» **Задание 1**: Согласно отрывку о Шолохове и казаке Крючкове, за сколько лет до начала публикации «Тихого Дона» сложилось ироническое отношение к Крючкову?

Надо сказать, что усилия Шолохова по развенчанию образа Крючкова увенчались успехом. Достаточно сказать, что в советской литературе легендарный казак если и именовался героем, то только в ироническом, издевательском смысле, а само слово "герой" заключалось в кавычки. И печальнее всего даже не то, что ложное описание событий 30 июля 1914 года обречено на бесчисленные переиздания (из песни слова не выкинешь, из "Тихого Дона" - тем более), а то, что шолоховская злая выдумка до сих пор принимается многими за истину в последней инстанции и тем самым подменяет историческую реальность".

Уж тут столько несправедливого нагорожено: выходит прямо, что развенчать Крючкова - одна из главных задач романа, что великий и трагический образ Григория Мелехова вообще не мог родиться под пером Шолохова: ведь Гришка не только за красных воевал, но и за белых, как Крючков, а Вешенскую кто только тогда ни брал и ни разорял: со всеми счёты сводить устанешь. Гений отбирает те эпизоды и действия героев, которые позволяют нарисовать грандиозную и художественную эпопею. А ироническое отношение, как мы видим из письма Герасимова, сложилось за 12 лет до "злой выдумки" Шолохова, до начала публикации "Тихого Дона". Ну, не принимали русские офицеры буколического образа первого георгиевского кавалера, которого заваливали дорогими подарками, рисовали на лубочных картинках с пикой и десятью немцами на ней (у Бондаренко - 11), пытались увековечить в песнях, брошюрах даже на эстонском языке, полоскали в куплетах. Бондаренко пишет: "Подвиг донца задорно воспевался и в частушках:

Ай да ловко! Это дело!
Немцам здорово влетело!
Вся Германия в конфузе
От геройской битвы Кузи".

Хочу заметить автору, так упрекающего Шолохова, что это - не частушка, а топорная подделка. Прямо уж "вся Германия в конфузе"… Такие образованные прапорщики, как Герасимов из Коврова, подобной разлюли-малины просто не принимали: ведь информационных технологий и зомбирующего телевидения не было и в помине, и пиар существовал в примитивной форме, которой на дух не принимали русские интеллигенты начала века.

Вот, например, 2-е незаконченное письмо, найденное в бумагах покойного и привезенное денщиком, которое рисует образ православного, тонко чувствующего и мыслящего человека:

"Дорогие мои!

» **Исходные данные**:
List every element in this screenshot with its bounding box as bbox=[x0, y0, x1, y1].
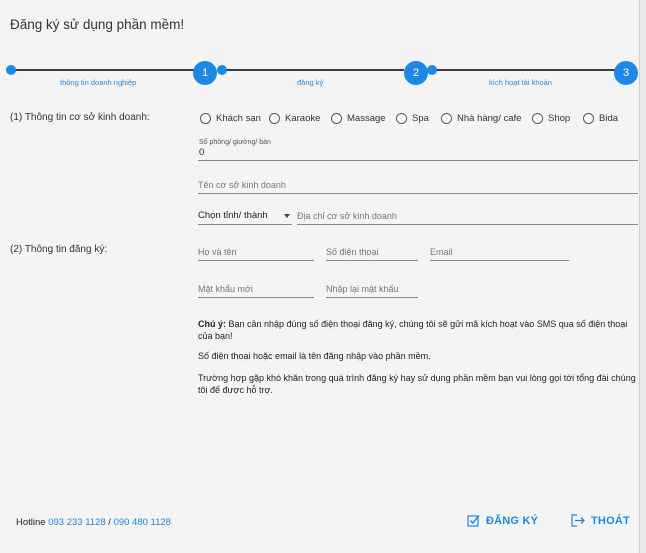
radio-label: Karaoke bbox=[285, 112, 321, 124]
phone-input[interactable]: Số điện thoại bbox=[326, 243, 418, 261]
business-address-placeholder: Địa chỉ cơ sở kinh doanh bbox=[297, 211, 397, 221]
confirm-password-placeholder: Nhập lại mật khẩu bbox=[326, 284, 399, 294]
note-prefix: Chú ý: bbox=[198, 319, 226, 329]
radio-shop[interactable]: Shop bbox=[532, 111, 570, 125]
radio-restaurant[interactable]: Nhà hàng/ cafe bbox=[441, 111, 521, 125]
step-dot bbox=[217, 65, 227, 75]
radio-label: Khách sạn bbox=[216, 112, 261, 124]
registration-section-label: (2) Thông tin đăng ký: bbox=[10, 244, 108, 255]
chevron-down-icon bbox=[284, 214, 290, 218]
step-1-label: thông tin doanh nghiệp bbox=[60, 78, 137, 87]
radio-label: Bida bbox=[599, 112, 619, 124]
radio-label: Nhà hàng/ cafe bbox=[457, 112, 522, 124]
confirm-password-input[interactable]: Nhập lại mật khẩu bbox=[326, 280, 418, 298]
password-input[interactable]: Mật khẩu mới bbox=[198, 280, 314, 298]
radio-circle-icon bbox=[583, 112, 594, 124]
sms-note: Chú ý: Bạn cần nhập đúng số điện thoại đ… bbox=[198, 318, 638, 342]
business-name-input[interactable]: Tên cơ sở kinh doanh bbox=[198, 176, 638, 194]
step-connector bbox=[432, 69, 615, 71]
step-connector bbox=[222, 69, 404, 71]
radio-circle-icon bbox=[441, 112, 452, 124]
radio-billiards[interactable]: Bida bbox=[583, 111, 618, 125]
business-address-input[interactable]: Địa chỉ cơ sở kinh doanh bbox=[297, 207, 638, 225]
radio-circle-icon bbox=[331, 112, 342, 124]
rooms-label: Số phòng/ giường/ bàn bbox=[199, 139, 271, 146]
hotline-number-2[interactable]: 090 480 1128 bbox=[114, 517, 171, 528]
radio-circle-icon bbox=[396, 112, 407, 124]
radio-label: Shop bbox=[548, 112, 571, 124]
radio-circle-icon bbox=[200, 112, 211, 124]
step-2-circle: 2 bbox=[404, 61, 428, 85]
register-button-label: ĐĂNG KÝ bbox=[486, 514, 539, 527]
exit-icon bbox=[571, 514, 585, 527]
step-3-label: kích hoạt tài khoản bbox=[489, 78, 552, 87]
fullname-placeholder: Họ và tên bbox=[198, 247, 237, 257]
province-select[interactable]: Chọn tỉnh/ thành bbox=[198, 207, 292, 225]
step-1-circle: 1 bbox=[193, 61, 217, 85]
step-2-label: đăng ký bbox=[297, 78, 324, 87]
hotline-number-1[interactable]: 093 233 1128 bbox=[48, 517, 105, 528]
window-edge bbox=[640, 0, 646, 553]
radio-hotel[interactable]: Khách sạn bbox=[200, 111, 261, 125]
business-name-placeholder: Tên cơ sở kinh doanh bbox=[198, 180, 286, 190]
step-3-circle: 3 bbox=[614, 61, 638, 85]
radio-circle-icon bbox=[269, 112, 280, 124]
rooms-input[interactable]: 0 bbox=[198, 146, 638, 161]
login-note: Số điện thoại hoặc email là tên đăng nhậ… bbox=[198, 351, 431, 361]
step-connector bbox=[12, 69, 194, 71]
step-dot bbox=[6, 65, 16, 75]
email-placeholder: Email bbox=[430, 247, 453, 257]
radio-karaoke[interactable]: Karaoke bbox=[269, 111, 320, 125]
exit-button[interactable]: THOÁT bbox=[571, 514, 630, 527]
hotline-separator: / bbox=[108, 517, 111, 528]
radio-label: Spa bbox=[412, 112, 429, 124]
checkbox-edit-icon bbox=[467, 515, 480, 527]
phone-placeholder: Số điện thoại bbox=[326, 247, 379, 257]
rooms-value: 0 bbox=[199, 147, 205, 158]
radio-circle-icon bbox=[532, 112, 543, 124]
business-section-label: (1) Thông tin cơ sở kinh doanh: bbox=[10, 112, 150, 123]
password-placeholder: Mật khẩu mới bbox=[198, 284, 253, 294]
exit-button-label: THOÁT bbox=[591, 514, 630, 527]
registration-window: Đăng ký sử dụng phần mềm! 1 2 3 thông ti… bbox=[0, 0, 640, 553]
hotline-label: Hotline bbox=[16, 517, 46, 528]
step-dot bbox=[427, 65, 437, 75]
province-selected-value: Chọn tỉnh/ thành bbox=[198, 210, 268, 221]
fullname-input[interactable]: Họ và tên bbox=[198, 243, 314, 261]
support-note: Trường hợp gặp khó khăn trong quá trình … bbox=[198, 373, 636, 395]
radio-massage[interactable]: Massage bbox=[331, 111, 386, 125]
note-text: Bạn cần nhập đúng số điện thoại đăng ký,… bbox=[198, 319, 628, 341]
hotline: Hotline 093 233 1128 / 090 480 1128 bbox=[16, 517, 171, 528]
window-title: Đăng ký sử dụng phần mềm! bbox=[10, 17, 185, 32]
radio-label: Massage bbox=[347, 112, 386, 124]
radio-spa[interactable]: Spa bbox=[396, 111, 429, 125]
email-input[interactable]: Email bbox=[430, 243, 569, 261]
register-button[interactable]: ĐĂNG KÝ bbox=[467, 514, 538, 527]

» **Задание 2**: Перепишите без изменений строки листинга, начиная со строки, содержащей "radio-label: Karaoke bbox=[285, 112, 321, 124]", и заканчивая строкой, содержащей "step-connector bbox=[222, 69, 404, 71]", включая обе.

» **Ответ 1**: За 12 лет.

» **Ответ 2**:
radio-label: Karaoke bbox=[285, 112, 321, 124]
phone-input[interactable]: Số điện thoại bbox=[326, 243, 418, 261]
business-address-placeholder: Địa chỉ cơ sở kinh doanh bbox=[297, 211, 397, 221]
confirm-password-placeholder: Nhập lại mật khẩu bbox=[326, 284, 399, 294]
note-prefix: Chú ý: bbox=[198, 319, 226, 329]
radio-shop[interactable]: Shop bbox=[532, 111, 570, 125]
radio-restaurant[interactable]: Nhà hàng/ cafe bbox=[441, 111, 521, 125]
step-dot bbox=[217, 65, 227, 75]
radio-label: Khách sạn bbox=[216, 112, 261, 124]
registration-section-label: (2) Thông tin đăng ký: bbox=[10, 244, 108, 255]
chevron-down-icon bbox=[284, 214, 290, 218]
step-1-label: thông tin doanh nghiệp bbox=[60, 78, 137, 87]
radio-label: Bida bbox=[599, 112, 619, 124]
radio-label: Nhà hàng/ cafe bbox=[457, 112, 522, 124]
confirm-password-input[interactable]: Nhập lại mật khẩu bbox=[326, 280, 418, 298]
password-input[interactable]: Mật khẩu mới bbox=[198, 280, 314, 298]
radio-circle-icon bbox=[583, 112, 594, 124]
sms-note: Chú ý: Bạn cần nhập đúng số điện thoại đ… bbox=[198, 318, 638, 342]
business-name-input[interactable]: Tên cơ sở kinh doanh bbox=[198, 176, 638, 194]
step-connector bbox=[432, 69, 615, 71]
step-connector bbox=[222, 69, 404, 71]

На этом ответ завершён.